Dataset listings of figures:
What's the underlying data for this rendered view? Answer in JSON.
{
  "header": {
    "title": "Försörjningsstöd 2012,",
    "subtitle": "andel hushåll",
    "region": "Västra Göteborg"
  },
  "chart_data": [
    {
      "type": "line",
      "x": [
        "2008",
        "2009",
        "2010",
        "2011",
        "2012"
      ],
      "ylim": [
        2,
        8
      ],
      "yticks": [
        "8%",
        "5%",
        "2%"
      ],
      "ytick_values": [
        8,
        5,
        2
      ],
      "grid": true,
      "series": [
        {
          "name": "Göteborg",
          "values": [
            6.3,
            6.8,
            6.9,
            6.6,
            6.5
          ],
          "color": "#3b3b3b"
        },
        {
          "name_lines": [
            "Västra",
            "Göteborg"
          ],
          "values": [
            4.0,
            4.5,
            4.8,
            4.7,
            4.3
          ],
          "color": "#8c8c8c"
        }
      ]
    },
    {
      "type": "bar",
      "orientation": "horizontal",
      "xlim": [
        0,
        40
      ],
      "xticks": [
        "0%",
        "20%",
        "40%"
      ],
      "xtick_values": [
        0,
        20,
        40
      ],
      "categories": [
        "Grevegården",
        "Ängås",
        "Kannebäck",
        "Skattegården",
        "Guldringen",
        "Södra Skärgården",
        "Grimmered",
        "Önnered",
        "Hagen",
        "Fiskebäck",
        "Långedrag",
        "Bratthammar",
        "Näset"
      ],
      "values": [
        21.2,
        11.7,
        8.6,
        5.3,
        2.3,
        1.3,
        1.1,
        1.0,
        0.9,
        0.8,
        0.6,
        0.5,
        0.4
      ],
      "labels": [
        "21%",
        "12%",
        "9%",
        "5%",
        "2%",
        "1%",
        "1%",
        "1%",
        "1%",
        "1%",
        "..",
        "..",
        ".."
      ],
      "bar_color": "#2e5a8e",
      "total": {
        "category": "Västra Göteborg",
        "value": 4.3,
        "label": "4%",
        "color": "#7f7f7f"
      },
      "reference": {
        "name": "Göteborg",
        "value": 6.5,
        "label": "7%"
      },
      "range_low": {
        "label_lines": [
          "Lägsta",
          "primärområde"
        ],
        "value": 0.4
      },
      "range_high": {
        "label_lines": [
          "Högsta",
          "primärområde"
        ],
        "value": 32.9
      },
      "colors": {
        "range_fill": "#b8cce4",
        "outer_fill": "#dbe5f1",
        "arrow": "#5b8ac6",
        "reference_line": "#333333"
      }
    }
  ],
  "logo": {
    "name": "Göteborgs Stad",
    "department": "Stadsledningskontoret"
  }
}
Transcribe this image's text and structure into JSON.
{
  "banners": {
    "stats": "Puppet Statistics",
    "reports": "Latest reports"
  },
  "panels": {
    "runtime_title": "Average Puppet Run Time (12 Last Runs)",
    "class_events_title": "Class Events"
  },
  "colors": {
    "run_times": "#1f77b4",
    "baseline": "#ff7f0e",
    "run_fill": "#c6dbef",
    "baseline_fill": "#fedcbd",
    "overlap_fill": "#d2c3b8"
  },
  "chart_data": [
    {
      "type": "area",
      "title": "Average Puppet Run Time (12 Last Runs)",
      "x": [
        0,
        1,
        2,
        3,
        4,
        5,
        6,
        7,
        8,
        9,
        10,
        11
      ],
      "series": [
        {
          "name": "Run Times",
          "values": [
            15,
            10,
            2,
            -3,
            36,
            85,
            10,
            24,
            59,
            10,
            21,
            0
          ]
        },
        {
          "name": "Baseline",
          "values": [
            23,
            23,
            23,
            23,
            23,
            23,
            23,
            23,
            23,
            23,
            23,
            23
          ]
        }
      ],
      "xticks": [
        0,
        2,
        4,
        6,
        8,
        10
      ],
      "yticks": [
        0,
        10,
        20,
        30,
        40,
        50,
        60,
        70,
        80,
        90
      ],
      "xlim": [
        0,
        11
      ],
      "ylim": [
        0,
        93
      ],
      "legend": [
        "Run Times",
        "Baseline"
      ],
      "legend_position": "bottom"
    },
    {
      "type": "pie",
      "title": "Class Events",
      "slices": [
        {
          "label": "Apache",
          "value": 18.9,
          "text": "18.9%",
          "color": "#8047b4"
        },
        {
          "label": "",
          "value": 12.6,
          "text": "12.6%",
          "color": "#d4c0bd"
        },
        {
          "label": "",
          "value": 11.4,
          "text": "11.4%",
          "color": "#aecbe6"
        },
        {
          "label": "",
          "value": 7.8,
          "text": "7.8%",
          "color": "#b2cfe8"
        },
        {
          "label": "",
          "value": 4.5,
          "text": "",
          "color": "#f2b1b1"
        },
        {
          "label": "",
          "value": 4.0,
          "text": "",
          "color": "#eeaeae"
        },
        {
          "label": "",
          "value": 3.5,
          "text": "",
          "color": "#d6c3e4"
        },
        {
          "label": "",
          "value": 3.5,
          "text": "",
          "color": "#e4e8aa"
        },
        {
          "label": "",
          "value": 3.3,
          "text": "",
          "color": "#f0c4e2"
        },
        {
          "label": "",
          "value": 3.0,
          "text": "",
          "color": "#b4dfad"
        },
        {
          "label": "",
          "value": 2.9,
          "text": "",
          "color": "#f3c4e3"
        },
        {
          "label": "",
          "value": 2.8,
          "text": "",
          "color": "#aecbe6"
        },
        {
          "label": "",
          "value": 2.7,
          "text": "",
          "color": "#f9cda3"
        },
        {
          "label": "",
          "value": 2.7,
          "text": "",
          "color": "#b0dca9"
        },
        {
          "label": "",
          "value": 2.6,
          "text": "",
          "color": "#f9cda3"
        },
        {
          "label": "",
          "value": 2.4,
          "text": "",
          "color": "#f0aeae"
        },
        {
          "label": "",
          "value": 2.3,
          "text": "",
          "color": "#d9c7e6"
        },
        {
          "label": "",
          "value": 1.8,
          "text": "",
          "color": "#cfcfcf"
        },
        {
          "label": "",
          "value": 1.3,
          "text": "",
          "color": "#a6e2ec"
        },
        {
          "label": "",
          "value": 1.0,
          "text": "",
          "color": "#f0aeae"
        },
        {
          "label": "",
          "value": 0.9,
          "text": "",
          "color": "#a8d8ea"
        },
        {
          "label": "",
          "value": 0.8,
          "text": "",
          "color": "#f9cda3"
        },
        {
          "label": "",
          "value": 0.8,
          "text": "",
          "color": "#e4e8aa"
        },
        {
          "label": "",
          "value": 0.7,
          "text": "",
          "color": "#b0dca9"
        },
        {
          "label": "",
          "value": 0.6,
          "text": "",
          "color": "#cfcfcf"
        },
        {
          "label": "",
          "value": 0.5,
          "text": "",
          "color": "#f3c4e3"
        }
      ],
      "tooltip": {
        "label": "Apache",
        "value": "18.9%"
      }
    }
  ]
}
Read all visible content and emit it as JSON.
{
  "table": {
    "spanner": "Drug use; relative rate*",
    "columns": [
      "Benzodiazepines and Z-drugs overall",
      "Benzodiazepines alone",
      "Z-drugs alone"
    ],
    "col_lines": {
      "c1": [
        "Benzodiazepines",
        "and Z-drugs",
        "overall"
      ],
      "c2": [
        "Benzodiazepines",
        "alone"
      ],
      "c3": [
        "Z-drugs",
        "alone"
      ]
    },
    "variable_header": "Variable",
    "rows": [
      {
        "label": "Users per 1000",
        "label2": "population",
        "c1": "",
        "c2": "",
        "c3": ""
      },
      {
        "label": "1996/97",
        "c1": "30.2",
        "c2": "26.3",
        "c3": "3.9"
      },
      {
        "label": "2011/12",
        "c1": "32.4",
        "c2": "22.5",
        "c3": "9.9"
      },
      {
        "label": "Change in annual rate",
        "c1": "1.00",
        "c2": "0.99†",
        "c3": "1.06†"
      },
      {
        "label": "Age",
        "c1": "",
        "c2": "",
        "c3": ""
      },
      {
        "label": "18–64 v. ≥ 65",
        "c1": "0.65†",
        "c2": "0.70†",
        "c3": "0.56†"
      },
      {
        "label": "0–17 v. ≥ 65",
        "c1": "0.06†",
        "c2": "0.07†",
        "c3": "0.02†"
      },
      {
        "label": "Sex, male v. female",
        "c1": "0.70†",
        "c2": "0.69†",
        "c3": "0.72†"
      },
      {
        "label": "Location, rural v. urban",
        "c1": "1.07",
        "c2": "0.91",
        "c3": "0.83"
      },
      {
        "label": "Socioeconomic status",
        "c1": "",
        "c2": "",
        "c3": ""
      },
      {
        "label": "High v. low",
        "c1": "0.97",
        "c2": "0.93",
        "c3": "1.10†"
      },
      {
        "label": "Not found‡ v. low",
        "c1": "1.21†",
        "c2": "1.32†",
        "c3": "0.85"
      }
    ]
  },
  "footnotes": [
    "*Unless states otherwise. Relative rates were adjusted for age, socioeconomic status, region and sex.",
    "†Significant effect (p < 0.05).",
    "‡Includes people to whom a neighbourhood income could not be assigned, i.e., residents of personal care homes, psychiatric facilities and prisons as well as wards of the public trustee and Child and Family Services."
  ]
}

**Aim of the task**
Pull out each line of the records holding the string "Benzodiazepines".

**Worked solution**
      "Benzodiazepines and Z-drugs overall",
      "Benzodiazepines alone",
        "Benzodiazepines",
        "Benzodiazepines",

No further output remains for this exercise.